Entries taken from a collection
☆ ☆ ☆

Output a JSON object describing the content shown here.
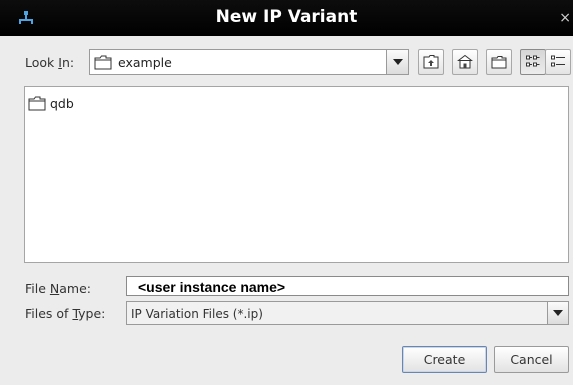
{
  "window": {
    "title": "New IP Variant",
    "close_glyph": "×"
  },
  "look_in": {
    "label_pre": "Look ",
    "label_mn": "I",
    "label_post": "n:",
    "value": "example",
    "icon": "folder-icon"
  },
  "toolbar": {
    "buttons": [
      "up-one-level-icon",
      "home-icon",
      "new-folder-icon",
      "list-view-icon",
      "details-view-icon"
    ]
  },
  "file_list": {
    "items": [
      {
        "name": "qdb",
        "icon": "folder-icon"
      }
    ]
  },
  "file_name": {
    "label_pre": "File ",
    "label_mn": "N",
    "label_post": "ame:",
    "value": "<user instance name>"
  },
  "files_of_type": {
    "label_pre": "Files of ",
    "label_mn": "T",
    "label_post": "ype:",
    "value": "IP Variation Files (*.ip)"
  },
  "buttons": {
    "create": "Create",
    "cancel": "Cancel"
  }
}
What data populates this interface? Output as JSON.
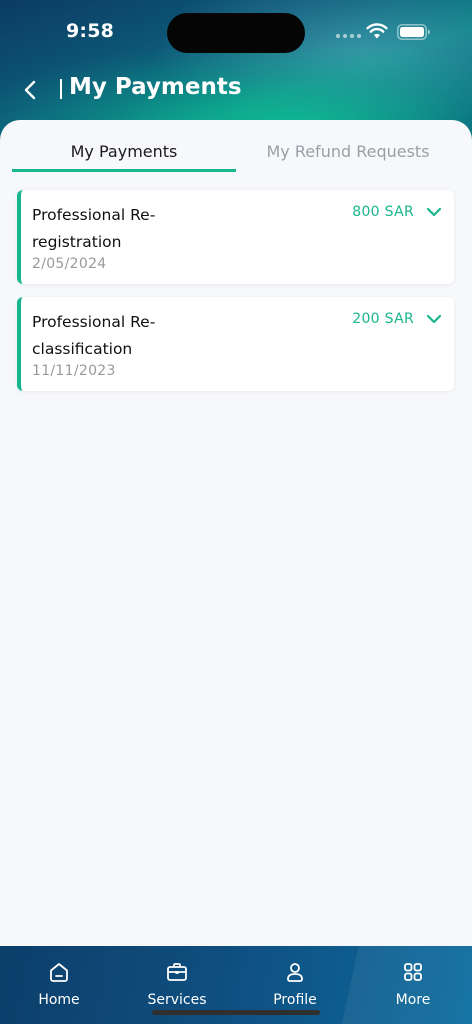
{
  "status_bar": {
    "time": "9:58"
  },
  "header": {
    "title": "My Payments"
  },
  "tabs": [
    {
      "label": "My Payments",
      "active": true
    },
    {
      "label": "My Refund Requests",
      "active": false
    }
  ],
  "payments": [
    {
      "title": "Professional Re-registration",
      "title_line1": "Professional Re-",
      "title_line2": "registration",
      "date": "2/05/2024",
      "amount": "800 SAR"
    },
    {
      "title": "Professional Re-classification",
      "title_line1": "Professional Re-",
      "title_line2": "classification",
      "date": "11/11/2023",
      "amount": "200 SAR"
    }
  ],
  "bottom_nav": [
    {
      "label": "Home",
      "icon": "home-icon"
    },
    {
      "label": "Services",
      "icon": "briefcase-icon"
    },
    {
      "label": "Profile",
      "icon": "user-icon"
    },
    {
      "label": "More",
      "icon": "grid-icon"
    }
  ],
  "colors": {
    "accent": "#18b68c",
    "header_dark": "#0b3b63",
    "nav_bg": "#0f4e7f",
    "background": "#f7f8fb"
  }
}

☆ ☆ ☆

_GIVEN PROBLEM_.
In the records above, find the line containing "What data populates", then please restate it and each line after it word for word, pictures excluded.

_IN RESPONSE_.
What data populates this interface? Output as JSON.
{
  "status_bar": {
    "time": "9:58"
  },
  "header": {
    "title": "My Payments"
  },
  "tabs": [
    {
      "label": "My Payments",
      "active": true
    },
    {
      "label": "My Refund Requests",
      "active": false
    }
  ],
  "payments": [
    {
      "title": "Professional Re-registration",
      "title_line1": "Professional Re-",
      "title_line2": "registration",
      "date": "2/05/2024",
      "amount": "800 SAR"
    },
    {
      "title": "Professional Re-classification",
      "title_line1": "Professional Re-",
      "title_line2": "classification",
      "date": "11/11/2023",
      "amount": "200 SAR"
    }
  ],
  "bottom_nav": [
    {
      "label": "Home",
      "icon": "home-icon"
    },
    {
      "label": "Services",
      "icon": "briefcase-icon"
    },
    {
      "label": "Profile",
      "icon": "user-icon"
    },
    {
      "label": "More",
      "icon": "grid-icon"
    }
  ],
  "colors": {
    "accent": "#18b68c",
    "header_dark": "#0b3b63",
    "nav_bg": "#0f4e7f",
    "background": "#f7f8fb"
  }
}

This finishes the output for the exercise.